WORK TO COMPLETE:
In this exercise, print only the lines from the line with "Convert this document image to plain text." to the last line of the data below, inclusive. Any pictures should be left out.
▼
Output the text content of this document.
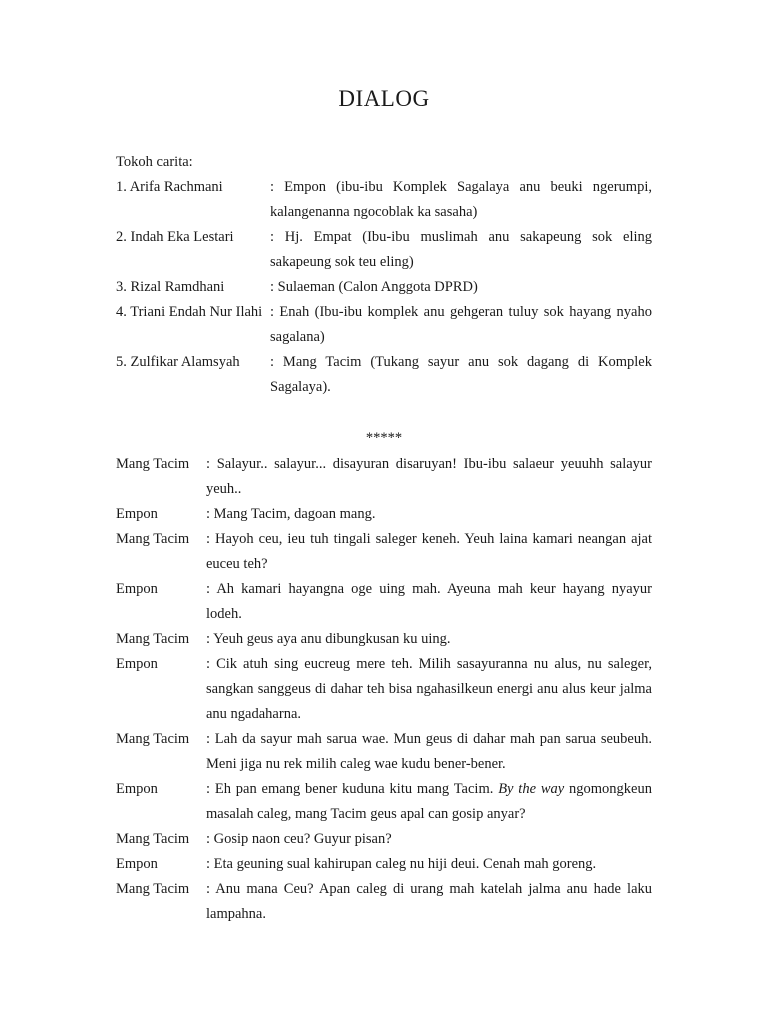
DIALOG
Tokoh carita:
1. Arifa Rachmani	: Empon (ibu-ibu Komplek Sagalaya anu beuki ngerumpi, kalangenanna ngocoblak ka sasaha)
2. Indah Eka Lestari	: Hj. Empat (Ibu-ibu muslimah anu sakapeung sok eling sakapeung sok teu eling)
3. Rizal Ramdhani	: Sulaeman (Calon Anggota DPRD)
4. Triani Endah Nur Ilahi : Enah (Ibu-ibu komplek anu gehgeran tuluy sok hayang nyaho sagalana)
5. Zulfikar Alamsyah : Mang Tacim (Tukang sayur anu sok dagang di Komplek Sagalaya).
*****
Mang Tacim : Salayur.. salayur... disayuran disaruyan! Ibu-ibu salaeur yeuuhh salayur yeuh..
Empon	: Mang Tacim, dagoan mang.
Mang Tacim : Hayoh ceu, ieu tuh tingali saleger keneh. Yeuh laina kamari neangan ajat euceu teh?
Empon	: Ah kamari hayangna oge uing mah. Ayeuna mah keur hayang nyayur lodeh.
Mang Tacim : Yeuh geus aya anu dibungkusan ku uing.
Empon	: Cik atuh sing eucreug mere teh. Milih sasayuranna nu alus, nu saleger, sangkan sanggeus di dahar teh bisa ngahasilkeun energi anu alus keur jalma anu ngadaharna.
Mang Tacim : Lah da sayur mah sarua wae. Mun geus di dahar mah pan sarua seubeuh. Meni jiga nu rek milih caleg wae kudu bener-bener.
Empon	: Eh pan emang bener kuduna kitu mang Tacim. By the way ngomongkeun masalah caleg, mang Tacim geus apal can gosip anyar?
Mang Tacim : Gosip naon ceu? Guyur pisan?
Empon	: Eta geuning sual kahirupan caleg nu hiji deui. Cenah mah goreng.
Mang Tacim : Anu mana Ceu? Apan caleg di urang mah katelah jalma anu hade laku lampahna.
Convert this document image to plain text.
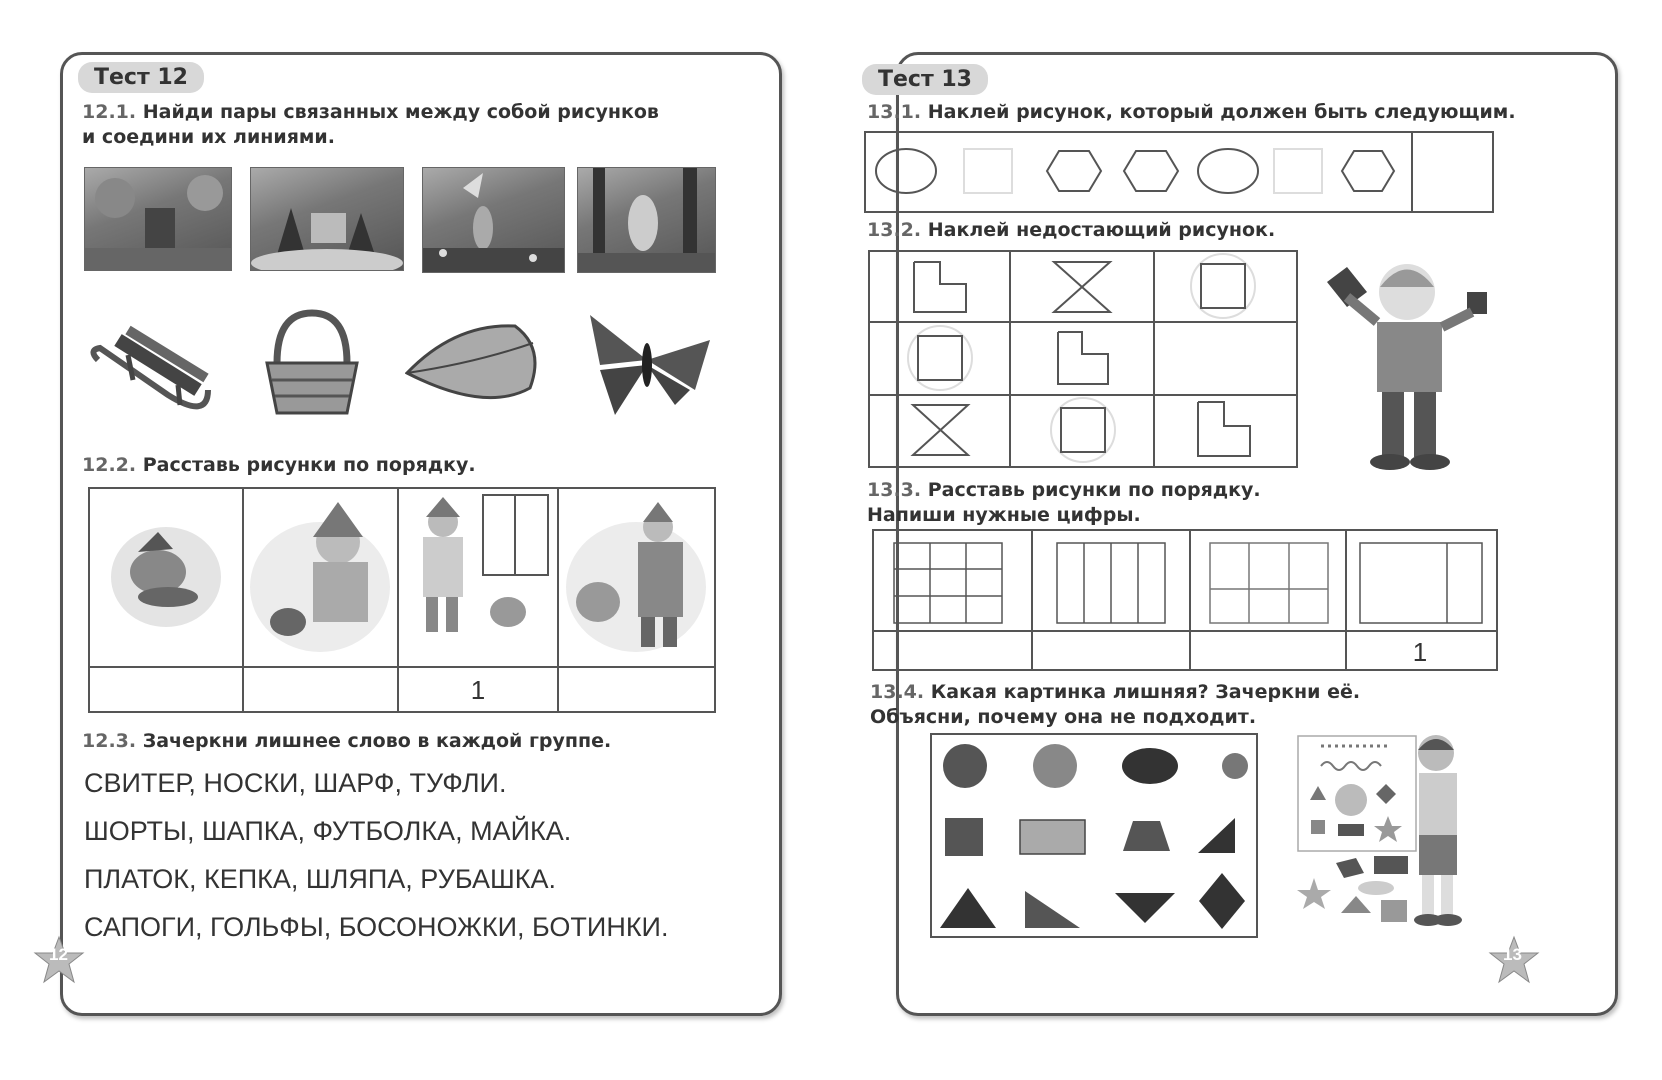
Тест 12
12.1. Найди пары связанных между собой рисунков
и соедини их линиями.
12.2. Расставь рисунки по порядку.
1
12.3. Зачеркни лишнее слово в каждой группе.
СВИТЕР, НОСКИ, ШАРФ, ТУФЛИ.
ШОРТЫ, ШАПКА, ФУТБОЛКА, МАЙКА.
ПЛАТОК, КЕПКА, ШЛЯПА, РУБАШКА.
САПОГИ, ГОЛЬФЫ, БОСОНОЖКИ, БОТИНКИ.
12
Тест 13
13.1. Наклей рисунок, который должен быть следующим.
13.2. Наклей недостающий рисунок.
13.3. Расставь рисунки по порядку.
Напиши нужные цифры.
1
13.4. Какая картинка лишняя? Зачеркни её.
Объясни, почему она не подходит.
13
▲
THE ANSWER:
Convert this document image to plain text.
Тест 12
12.1. Найди пары связанных между собой рисунков
и соедини их линиями.
12.2. Расставь рисунки по порядку.
1
12.3. Зачеркни лишнее слово в каждой группе.
СВИТЕР, НОСКИ, ШАРФ, ТУФЛИ.
ШОРТЫ, ШАПКА, ФУТБОЛКА, МАЙКА.
ПЛАТОК, КЕПКА, ШЛЯПА, РУБАШКА.
САПОГИ, ГОЛЬФЫ, БОСОНОЖКИ, БОТИНКИ.
12
Тест 13
13.1. Наклей рисунок, который должен быть следующим.
13.2. Наклей недостающий рисунок.
13.3. Расставь рисунки по порядку.
Напиши нужные цифры.
1
13.4. Какая картинка лишняя? Зачеркни её.
Объясни, почему она не подходит.
13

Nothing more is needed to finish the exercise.